## START Excerpted data

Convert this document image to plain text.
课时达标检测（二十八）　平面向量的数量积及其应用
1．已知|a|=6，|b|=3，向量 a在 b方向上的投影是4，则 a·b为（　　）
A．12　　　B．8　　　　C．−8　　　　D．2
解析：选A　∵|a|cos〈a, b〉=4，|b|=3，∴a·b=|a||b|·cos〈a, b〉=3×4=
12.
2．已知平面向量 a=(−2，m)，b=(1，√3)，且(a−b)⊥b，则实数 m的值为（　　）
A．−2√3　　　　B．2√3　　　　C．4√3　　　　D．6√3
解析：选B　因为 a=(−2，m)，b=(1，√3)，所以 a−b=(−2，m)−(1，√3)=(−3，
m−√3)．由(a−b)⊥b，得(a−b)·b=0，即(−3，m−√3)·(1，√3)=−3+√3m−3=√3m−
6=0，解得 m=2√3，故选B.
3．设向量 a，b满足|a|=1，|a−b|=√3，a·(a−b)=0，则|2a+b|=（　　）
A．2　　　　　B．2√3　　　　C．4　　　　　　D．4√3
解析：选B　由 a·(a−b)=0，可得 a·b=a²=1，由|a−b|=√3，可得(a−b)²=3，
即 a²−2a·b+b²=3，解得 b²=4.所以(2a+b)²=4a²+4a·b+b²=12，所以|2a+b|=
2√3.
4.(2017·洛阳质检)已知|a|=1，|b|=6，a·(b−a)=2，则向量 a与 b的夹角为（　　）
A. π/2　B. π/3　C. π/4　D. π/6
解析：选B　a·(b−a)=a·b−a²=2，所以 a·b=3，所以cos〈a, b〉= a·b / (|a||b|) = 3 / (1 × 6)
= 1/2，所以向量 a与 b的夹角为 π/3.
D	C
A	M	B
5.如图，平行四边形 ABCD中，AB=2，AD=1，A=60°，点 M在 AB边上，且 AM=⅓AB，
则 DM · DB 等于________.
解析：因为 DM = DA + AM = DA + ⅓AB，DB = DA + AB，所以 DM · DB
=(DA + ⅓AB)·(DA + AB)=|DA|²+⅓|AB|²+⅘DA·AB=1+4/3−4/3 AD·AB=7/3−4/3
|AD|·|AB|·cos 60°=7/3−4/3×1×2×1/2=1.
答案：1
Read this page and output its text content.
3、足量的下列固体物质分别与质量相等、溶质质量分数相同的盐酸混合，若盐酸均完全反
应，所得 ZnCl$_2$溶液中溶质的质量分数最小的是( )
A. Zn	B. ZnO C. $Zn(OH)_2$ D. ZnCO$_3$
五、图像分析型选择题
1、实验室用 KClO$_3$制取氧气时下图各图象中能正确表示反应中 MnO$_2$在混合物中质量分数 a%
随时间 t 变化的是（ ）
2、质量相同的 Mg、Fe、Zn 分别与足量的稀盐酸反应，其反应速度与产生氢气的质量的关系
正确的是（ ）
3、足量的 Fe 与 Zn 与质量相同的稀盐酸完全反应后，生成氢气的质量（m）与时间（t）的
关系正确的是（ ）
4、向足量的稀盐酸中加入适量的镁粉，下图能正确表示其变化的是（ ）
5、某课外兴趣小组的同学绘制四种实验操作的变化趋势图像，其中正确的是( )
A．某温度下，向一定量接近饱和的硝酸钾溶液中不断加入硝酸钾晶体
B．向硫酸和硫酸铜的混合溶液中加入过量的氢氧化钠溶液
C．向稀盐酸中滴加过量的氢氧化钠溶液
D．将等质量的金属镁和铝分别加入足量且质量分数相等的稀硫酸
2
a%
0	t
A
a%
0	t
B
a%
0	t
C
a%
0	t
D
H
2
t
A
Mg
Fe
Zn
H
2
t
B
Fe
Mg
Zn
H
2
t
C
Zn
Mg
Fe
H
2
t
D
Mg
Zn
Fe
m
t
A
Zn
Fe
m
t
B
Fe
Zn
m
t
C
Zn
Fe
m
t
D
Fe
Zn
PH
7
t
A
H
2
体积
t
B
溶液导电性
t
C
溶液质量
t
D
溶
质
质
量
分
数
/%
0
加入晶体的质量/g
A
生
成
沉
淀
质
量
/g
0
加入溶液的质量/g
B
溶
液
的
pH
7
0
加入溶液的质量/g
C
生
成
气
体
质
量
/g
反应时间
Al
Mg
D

## END Excerpted data

Return all of the data word for word.

Convert this document image to plain text.
课时达标检测（二十八）　平面向量的数量积及其应用
1．已知|a|=6，|b|=3，向量 a在 b方向上的投影是4，则 a·b为（　　）
A．12　　　B．8　　　　C．−8　　　　D．2
解析：选A　∵|a|cos〈a, b〉=4，|b|=3，∴a·b=|a||b|·cos〈a, b〉=3×4=
12.
2．已知平面向量 a=(−2，m)，b=(1，√3)，且(a−b)⊥b，则实数 m的值为（　　）
A．−2√3　　　　B．2√3　　　　C．4√3　　　　D．6√3
解析：选B　因为 a=(−2，m)，b=(1，√3)，所以 a−b=(−2，m)−(1，√3)=(−3，
m−√3)．由(a−b)⊥b，得(a−b)·b=0，即(−3，m−√3)·(1，√3)=−3+√3m−3=√3m−
6=0，解得 m=2√3，故选B.
3．设向量 a，b满足|a|=1，|a−b|=√3，a·(a−b)=0，则|2a+b|=（　　）
A．2　　　　　B．2√3　　　　C．4　　　　　　D．4√3
解析：选B　由 a·(a−b)=0，可得 a·b=a²=1，由|a−b|=√3，可得(a−b)²=3，
即 a²−2a·b+b²=3，解得 b²=4.所以(2a+b)²=4a²+4a·b+b²=12，所以|2a+b|=
2√3.
4.(2017·洛阳质检)已知|a|=1，|b|=6，a·(b−a)=2，则向量 a与 b的夹角为（　　）
A. π/2　B. π/3　C. π/4　D. π/6
解析：选B　a·(b−a)=a·b−a²=2，所以 a·b=3，所以cos〈a, b〉= a·b / (|a||b|) = 3 / (1 × 6)
= 1/2，所以向量 a与 b的夹角为 π/3.
D	C
A	M	B
5.如图，平行四边形 ABCD中，AB=2，AD=1，A=60°，点 M在 AB边上，且 AM=⅓AB，
则 DM · DB 等于________.
解析：因为 DM = DA + AM = DA + ⅓AB，DB = DA + AB，所以 DM · DB
=(DA + ⅓AB)·(DA + AB)=|DA|²+⅓|AB|²+⅘DA·AB=1+4/3−4/3 AD·AB=7/3−4/3
|AD|·|AB|·cos 60°=7/3−4/3×1×2×1/2=1.
答案：1
Read this page and output its text content.
3、足量的下列固体物质分别与质量相等、溶质质量分数相同的盐酸混合，若盐酸均完全反
应，所得 ZnCl$_2$溶液中溶质的质量分数最小的是( )
A. Zn	B. ZnO C. $Zn(OH)_2$ D. ZnCO$_3$
五、图像分析型选择题
1、实验室用 KClO$_3$制取氧气时下图各图象中能正确表示反应中 MnO$_2$在混合物中质量分数 a%
随时间 t 变化的是（ ）
2、质量相同的 Mg、Fe、Zn 分别与足量的稀盐酸反应，其反应速度与产生氢气的质量的关系
正确的是（ ）
3、足量的 Fe 与 Zn 与质量相同的稀盐酸完全反应后，生成氢气的质量（m）与时间（t）的
关系正确的是（ ）
4、向足量的稀盐酸中加入适量的镁粉，下图能正确表示其变化的是（ ）
5、某课外兴趣小组的同学绘制四种实验操作的变化趋势图像，其中正确的是( )
A．某温度下，向一定量接近饱和的硝酸钾溶液中不断加入硝酸钾晶体
B．向硫酸和硫酸铜的混合溶液中加入过量的氢氧化钠溶液
C．向稀盐酸中滴加过量的氢氧化钠溶液
D．将等质量的金属镁和铝分别加入足量且质量分数相等的稀硫酸
2
a%
0	t
A
a%
0	t
B
a%
0	t
C
a%
0	t
D
H
2
t
A
Mg
Fe
Zn
H
2
t
B
Fe
Mg
Zn
H
2
t
C
Zn
Mg
Fe
H
2
t
D
Mg
Zn
Fe
m
t
A
Zn
Fe
m
t
B
Fe
Zn
m
t
C
Zn
Fe
m
t
D
Fe
Zn
PH
7
t
A
H
2
体积
t
B
溶液导电性
t
C
溶液质量
t
D
溶
质
质
量
分
数
/%
0
加入晶体的质量/g
A
生
成
沉
淀
质
量
/g
0
加入溶液的质量/g
B
溶
液
的
pH
7
0
加入溶液的质量/g
C
生
成
气
体
质
量
/g
反应时间
Al
Mg
D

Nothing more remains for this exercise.